Stored records
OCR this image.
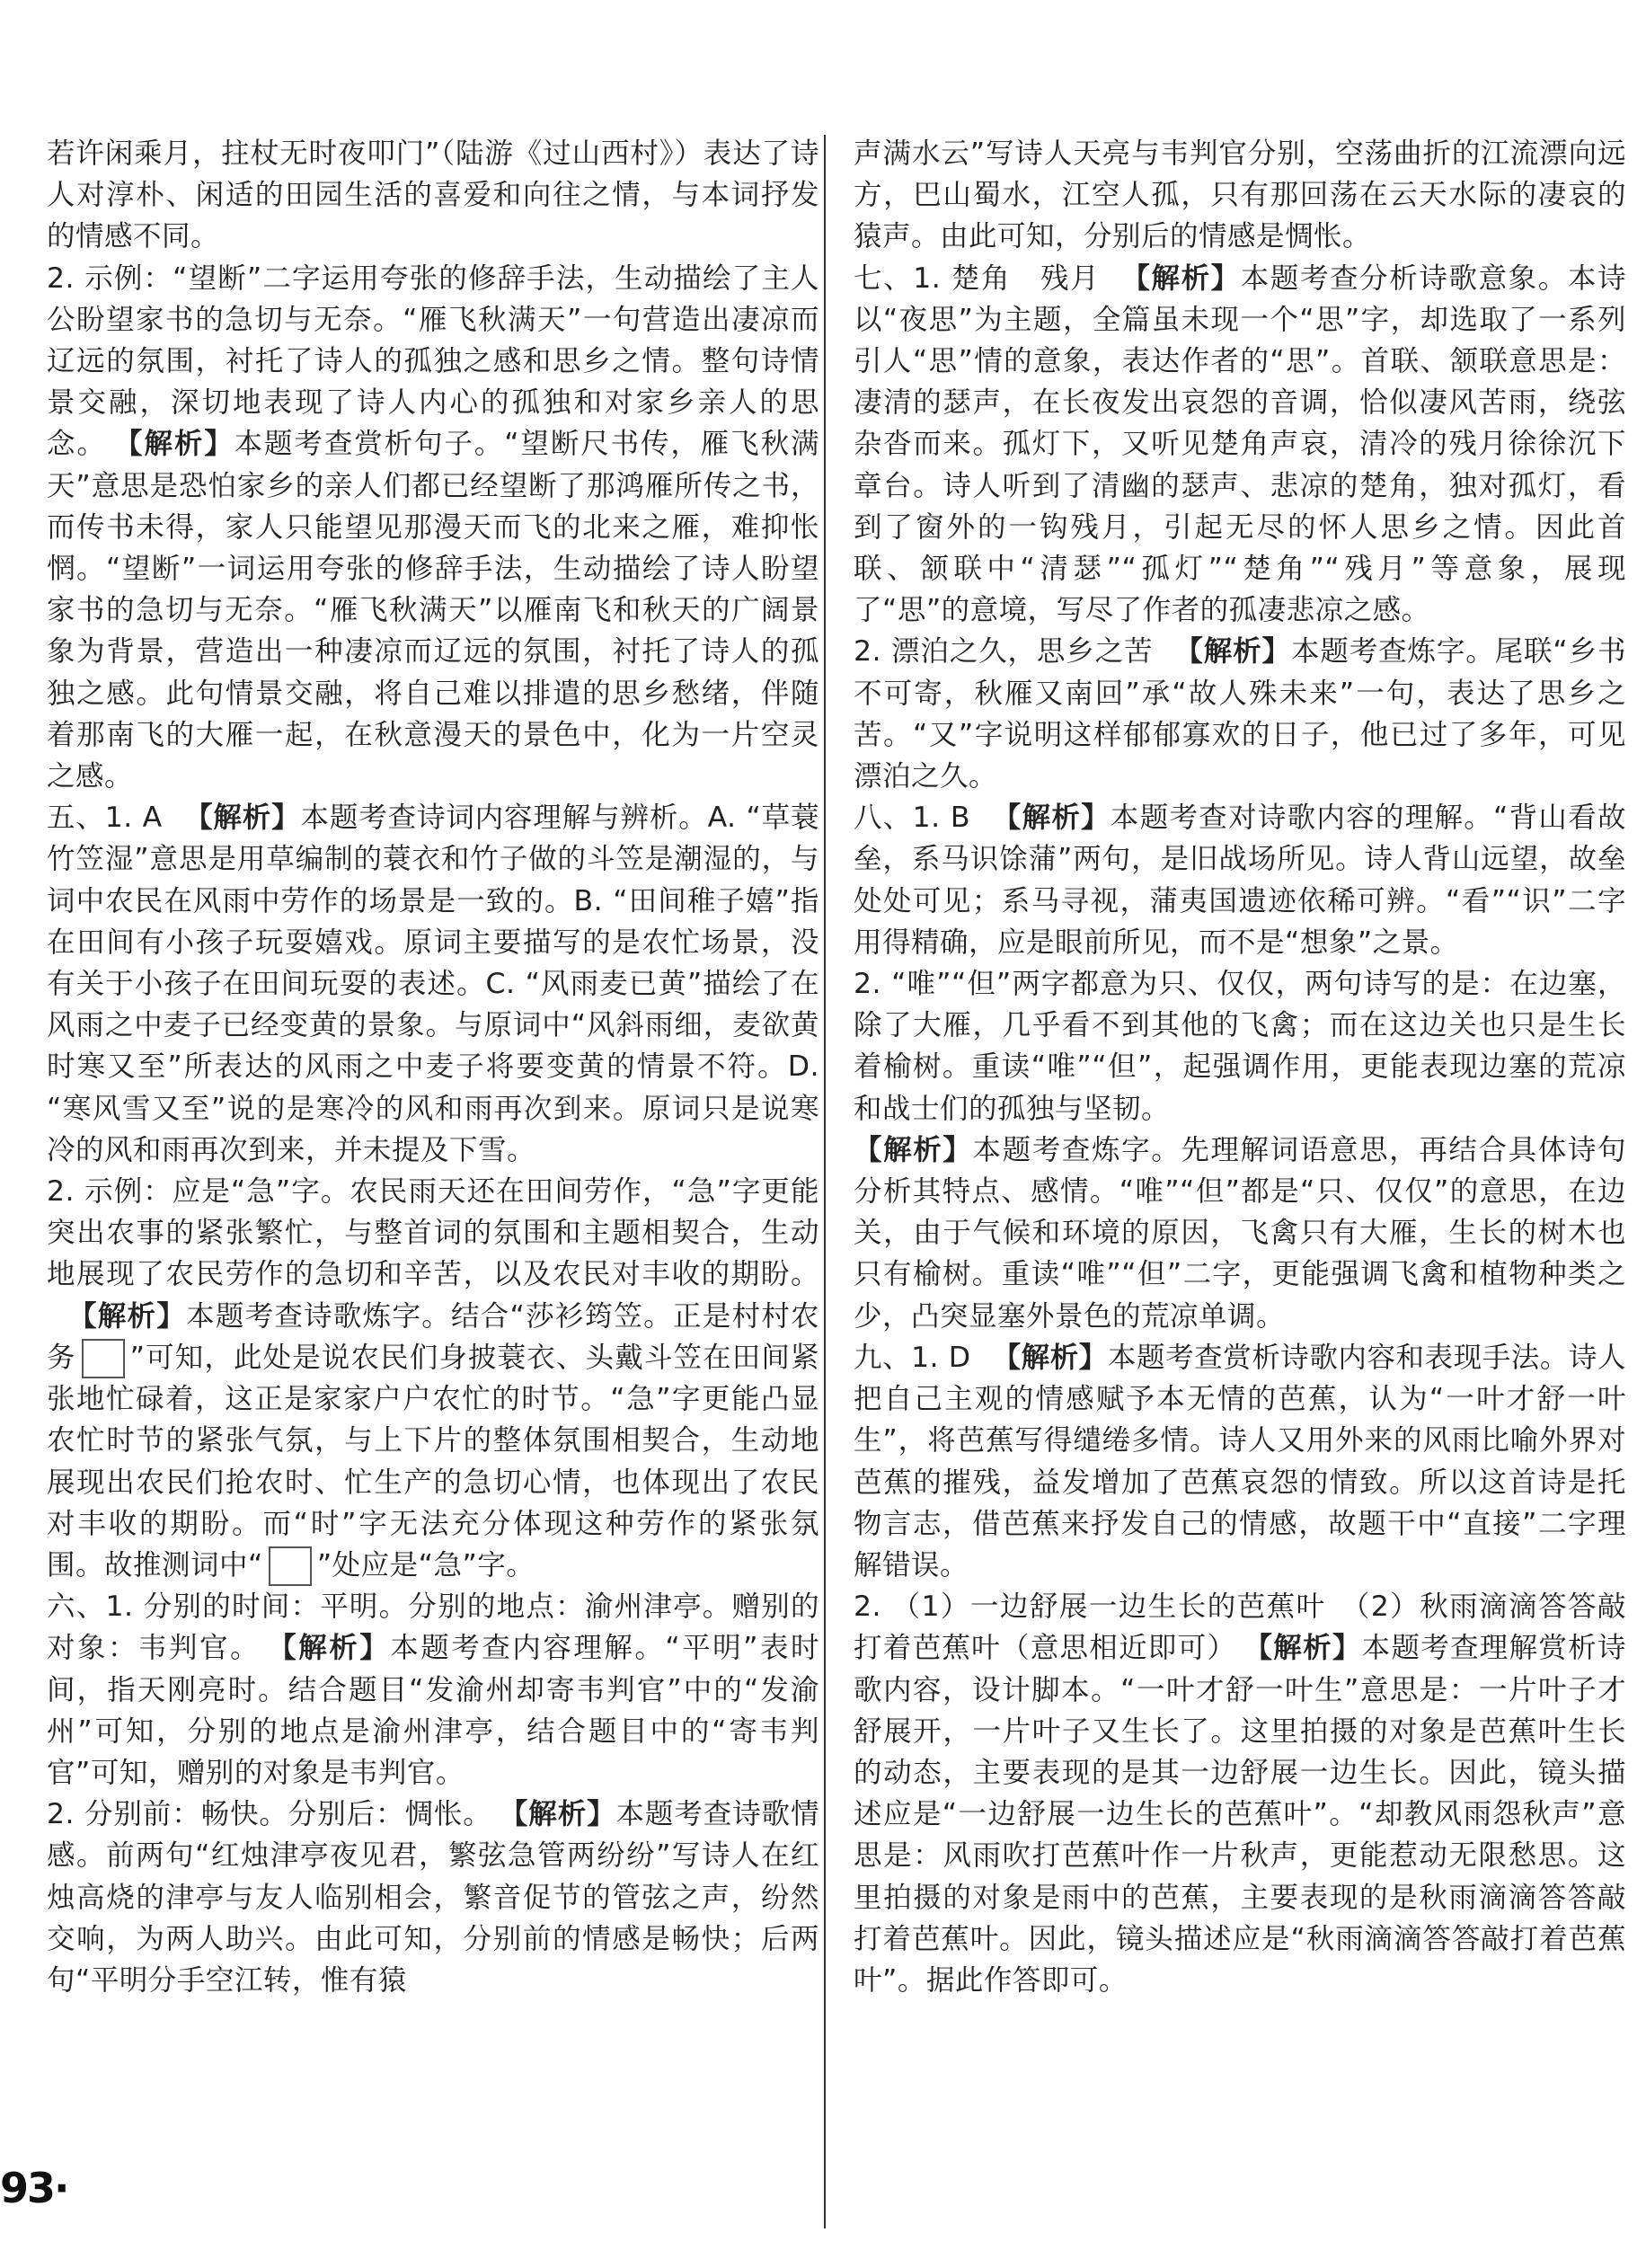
若许闲乘月，拄杖无时夜叩门”（陆游《过山西村》）表达了诗人对淳朴、闲适的田园生活的喜爱和向往之情，与本词抒发的情感不同。

2. 示例：“望断”二字运用夸张的修辞手法，生动描绘了主人公盼望家书的急切与无奈。“雁飞秋满天”一句营造出凄凉而辽远的氛围，衬托了诗人的孤独之感和思乡之情。整句诗情景交融，深切地表现了诗人内心的孤独和对家乡亲人的思念。 【解析】本题考查赏析句子。“望断尺书传，雁飞秋满天”意思是恐怕家乡的亲人们都已经望断了那鸿雁所传之书，而传书未得，家人只能望见那漫天而飞的北来之雁，难抑怅惘。“望断”一词运用夸张的修辞手法，生动描绘了诗人盼望家书的急切与无奈。“雁飞秋满天”以雁南飞和秋天的广阔景象为背景，营造出一种凄凉而辽远的氛围，衬托了诗人的孤独之感。此句情景交融，将自己难以排遣的思乡愁绪，伴随着那南飞的大雁一起，在秋意漫天的景色中，化为一片空灵之感。

五、1. A 【解析】本题考查诗词内容理解与辨析。A. “草蓑竹笠湿”意思是用草编制的蓑衣和竹子做的斗笠是潮湿的，与词中农民在风雨中劳作的场景是一致的。B. “田间稚子嬉”指在田间有小孩子玩耍嬉戏。原词主要描写的是农忙场景，没有关于小孩子在田间玩耍的表述。C. “风雨麦已黄”描绘了在风雨之中麦子已经变黄的景象。与原词中“风斜雨细，麦欲黄时寒又至”所表达的风雨之中麦子将要变黄的情景不符。D. “寒风雪又至”说的是寒冷的风和雨再次到来。原词只是说寒冷的风和雨再次到来，并未提及下雪。

2. 示例：应是“急”字。农民雨天还在田间劳作，“急”字更能突出农事的紧张繁忙，与整首词的氛围和主题相契合，生动地展现了农民劳作的急切和辛苦，以及农民对丰收的期盼。【解析】本题考查诗歌炼字。结合“莎衫筠笠。正是村村农务 ”可知，此处是说农民们身披蓑衣、头戴斗笠在田间紧张地忙碌着，这正是家家户户农忙的时节。“急”字更能凸显农忙时节的紧张气氛，与上下片的整体氛围相契合，生动地展现出农民们抢农时、忙生产的急切心情，也体现出了农民对丰收的期盼。而“时”字无法充分体现这种劳作的紧张氛围。故推测词中“ ”处应是“急”字。

六、1. 分别的时间：平明。分别的地点：渝州津亭。赠别的对象：韦判官。 【解析】本题考查内容理解。“平明”表时间，指天刚亮时。结合题目“发渝州却寄韦判官”中的“发渝州”可知，分别的地点是渝州津亭，结合题目中的“寄韦判官”可知，赠别的对象是韦判官。

2. 分别前：畅快。分别后：惆怅。 【解析】本题考查诗歌情感。前两句“红烛津亭夜见君，繁弦急管两纷纷”写诗人在红烛高烧的津亭与友人临别相会，繁音促节的管弦之声，纷然交响，为两人助兴。由此可知，分别前的情感是畅快；后两句“平明分手空江转，惟有猿

声满水云”写诗人天亮与韦判官分别，空荡曲折的江流漂向远方，巴山蜀水，江空人孤，只有那回荡在云天水际的凄哀的猿声。由此可知，分别后的情感是惆怅。

七、1. 楚角　残月 【解析】本题考查分析诗歌意象。本诗以“夜思”为主题，全篇虽未现一个“思”字，却选取了一系列引人“思”情的意象，表达作者的“思”。首联、颔联意思是：凄清的瑟声，在长夜发出哀怨的音调，恰似凄风苦雨，绕弦杂沓而来。孤灯下，又听见楚角声哀，清冷的残月徐徐沉下章台。诗人听到了清幽的瑟声、悲凉的楚角，独对孤灯，看到了窗外的一钩残月，引起无尽的怀人思乡之情。因此首联、颔联中“清瑟”“孤灯”“楚角”“残月”等意象，展现了“思”的意境，写尽了作者的孤凄悲凉之感。

2. 漂泊之久，思乡之苦 【解析】本题考查炼字。尾联“乡书不可寄，秋雁又南回”承“故人殊未来”一句，表达了思乡之苦。“又”字说明这样郁郁寡欢的日子，他已过了多年，可见漂泊之久。

八、1. B 【解析】本题考查对诗歌内容的理解。“背山看故垒，系马识馀蒲”两句，是旧战场所见。诗人背山远望，故垒处处可见；系马寻视，蒲夷国遗迹依稀可辨。“看”“识”二字用得精确，应是眼前所见，而不是“想象”之景。

2. “唯”“但”两字都意为只、仅仅，两句诗写的是：在边塞，除了大雁，几乎看不到其他的飞禽；而在这边关也只是生长着榆树。重读“唯”“但”，起强调作用，更能表现边塞的荒凉和战士们的孤独与坚韧。

【解析】本题考查炼字。先理解词语意思，再结合具体诗句分析其特点、感情。“唯”“但”都是“只、仅仅”的意思，在边关，由于气候和环境的原因，飞禽只有大雁，生长的树木也只有榆树。重读“唯”“但”二字，更能强调飞禽和植物种类之少，凸突显塞外景色的荒凉单调。

九、1. D 【解析】本题考查赏析诗歌内容和表现手法。诗人把自己主观的情感赋予本无情的芭蕉，认为“一叶才舒一叶生”，将芭蕉写得缱绻多情。诗人又用外来的风雨比喻外界对芭蕉的摧残，益发增加了芭蕉哀怨的情致。所以这首诗是托物言志，借芭蕉来抒发自己的情感，故题干中“直接”二字理解错误。

2. （1）一边舒展一边生长的芭蕉叶　（2）秋雨滴滴答答敲打着芭蕉叶（意思相近即可） 【解析】本题考查理解赏析诗歌内容，设计脚本。“一叶才舒一叶生”意思是：一片叶子才舒展开，一片叶子又生长了。这里拍摄的对象是芭蕉叶生长的动态，主要表现的是其一边舒展一边生长。因此，镜头描述应是“一边舒展一边生长的芭蕉叶”。“却教风雨怨秋声”意思是：风雨吹打芭蕉叶作一片秋声，更能惹动无限愁思。这里拍摄的对象是雨中的芭蕉，主要表现的是秋雨滴滴答答敲打着芭蕉叶。因此，镜头描述应是“秋雨滴滴答答敲打着芭蕉叶”。据此作答即可。

93·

● What needs to be done
Reproduce every line precisely as given, omitting all pictures.

● Result of this exercise
OCR this image.
若许闲乘月，拄杖无时夜叩门”（陆游《过山西村》）表达了诗人对淳朴、闲适的田园生活的喜爱和向往之情，与本词抒发的情感不同。

2. 示例：“望断”二字运用夸张的修辞手法，生动描绘了主人公盼望家书的急切与无奈。“雁飞秋满天”一句营造出凄凉而辽远的氛围，衬托了诗人的孤独之感和思乡之情。整句诗情景交融，深切地表现了诗人内心的孤独和对家乡亲人的思念。 【解析】本题考查赏析句子。“望断尺书传，雁飞秋满天”意思是恐怕家乡的亲人们都已经望断了那鸿雁所传之书，而传书未得，家人只能望见那漫天而飞的北来之雁，难抑怅惘。“望断”一词运用夸张的修辞手法，生动描绘了诗人盼望家书的急切与无奈。“雁飞秋满天”以雁南飞和秋天的广阔景象为背景，营造出一种凄凉而辽远的氛围，衬托了诗人的孤独之感。此句情景交融，将自己难以排遣的思乡愁绪，伴随着那南飞的大雁一起，在秋意漫天的景色中，化为一片空灵之感。

五、1. A 【解析】本题考查诗词内容理解与辨析。A. “草蓑竹笠湿”意思是用草编制的蓑衣和竹子做的斗笠是潮湿的，与词中农民在风雨中劳作的场景是一致的。B. “田间稚子嬉”指在田间有小孩子玩耍嬉戏。原词主要描写的是农忙场景，没有关于小孩子在田间玩耍的表述。C. “风雨麦已黄”描绘了在风雨之中麦子已经变黄的景象。与原词中“风斜雨细，麦欲黄时寒又至”所表达的风雨之中麦子将要变黄的情景不符。D. “寒风雪又至”说的是寒冷的风和雨再次到来。原词只是说寒冷的风和雨再次到来，并未提及下雪。

2. 示例：应是“急”字。农民雨天还在田间劳作，“急”字更能突出农事的紧张繁忙，与整首词的氛围和主题相契合，生动地展现了农民劳作的急切和辛苦，以及农民对丰收的期盼。【解析】本题考查诗歌炼字。结合“莎衫筠笠。正是村村农务 ”可知，此处是说农民们身披蓑衣、头戴斗笠在田间紧张地忙碌着，这正是家家户户农忙的时节。“急”字更能凸显农忙时节的紧张气氛，与上下片的整体氛围相契合，生动地展现出农民们抢农时、忙生产的急切心情，也体现出了农民对丰收的期盼。而“时”字无法充分体现这种劳作的紧张氛围。故推测词中“ ”处应是“急”字。

六、1. 分别的时间：平明。分别的地点：渝州津亭。赠别的对象：韦判官。 【解析】本题考查内容理解。“平明”表时间，指天刚亮时。结合题目“发渝州却寄韦判官”中的“发渝州”可知，分别的地点是渝州津亭，结合题目中的“寄韦判官”可知，赠别的对象是韦判官。

2. 分别前：畅快。分别后：惆怅。 【解析】本题考查诗歌情感。前两句“红烛津亭夜见君，繁弦急管两纷纷”写诗人在红烛高烧的津亭与友人临别相会，繁音促节的管弦之声，纷然交响，为两人助兴。由此可知，分别前的情感是畅快；后两句“平明分手空江转，惟有猿

声满水云”写诗人天亮与韦判官分别，空荡曲折的江流漂向远方，巴山蜀水，江空人孤，只有那回荡在云天水际的凄哀的猿声。由此可知，分别后的情感是惆怅。

七、1. 楚角　残月 【解析】本题考查分析诗歌意象。本诗以“夜思”为主题，全篇虽未现一个“思”字，却选取了一系列引人“思”情的意象，表达作者的“思”。首联、颔联意思是：凄清的瑟声，在长夜发出哀怨的音调，恰似凄风苦雨，绕弦杂沓而来。孤灯下，又听见楚角声哀，清冷的残月徐徐沉下章台。诗人听到了清幽的瑟声、悲凉的楚角，独对孤灯，看到了窗外的一钩残月，引起无尽的怀人思乡之情。因此首联、颔联中“清瑟”“孤灯”“楚角”“残月”等意象，展现了“思”的意境，写尽了作者的孤凄悲凉之感。

2. 漂泊之久，思乡之苦 【解析】本题考查炼字。尾联“乡书不可寄，秋雁又南回”承“故人殊未来”一句，表达了思乡之苦。“又”字说明这样郁郁寡欢的日子，他已过了多年，可见漂泊之久。

八、1. B 【解析】本题考查对诗歌内容的理解。“背山看故垒，系马识馀蒲”两句，是旧战场所见。诗人背山远望，故垒处处可见；系马寻视，蒲夷国遗迹依稀可辨。“看”“识”二字用得精确，应是眼前所见，而不是“想象”之景。

2. “唯”“但”两字都意为只、仅仅，两句诗写的是：在边塞，除了大雁，几乎看不到其他的飞禽；而在这边关也只是生长着榆树。重读“唯”“但”，起强调作用，更能表现边塞的荒凉和战士们的孤独与坚韧。

【解析】本题考查炼字。先理解词语意思，再结合具体诗句分析其特点、感情。“唯”“但”都是“只、仅仅”的意思，在边关，由于气候和环境的原因，飞禽只有大雁，生长的树木也只有榆树。重读“唯”“但”二字，更能强调飞禽和植物种类之少，凸突显塞外景色的荒凉单调。

九、1. D 【解析】本题考查赏析诗歌内容和表现手法。诗人把自己主观的情感赋予本无情的芭蕉，认为“一叶才舒一叶生”，将芭蕉写得缱绻多情。诗人又用外来的风雨比喻外界对芭蕉的摧残，益发增加了芭蕉哀怨的情致。所以这首诗是托物言志，借芭蕉来抒发自己的情感，故题干中“直接”二字理解错误。

2. （1）一边舒展一边生长的芭蕉叶　（2）秋雨滴滴答答敲打着芭蕉叶（意思相近即可） 【解析】本题考查理解赏析诗歌内容，设计脚本。“一叶才舒一叶生”意思是：一片叶子才舒展开，一片叶子又生长了。这里拍摄的对象是芭蕉叶生长的动态，主要表现的是其一边舒展一边生长。因此，镜头描述应是“一边舒展一边生长的芭蕉叶”。“却教风雨怨秋声”意思是：风雨吹打芭蕉叶作一片秋声，更能惹动无限愁思。这里拍摄的对象是雨中的芭蕉，主要表现的是秋雨滴滴答答敲打着芭蕉叶。因此，镜头描述应是“秋雨滴滴答答敲打着芭蕉叶”。据此作答即可。

93·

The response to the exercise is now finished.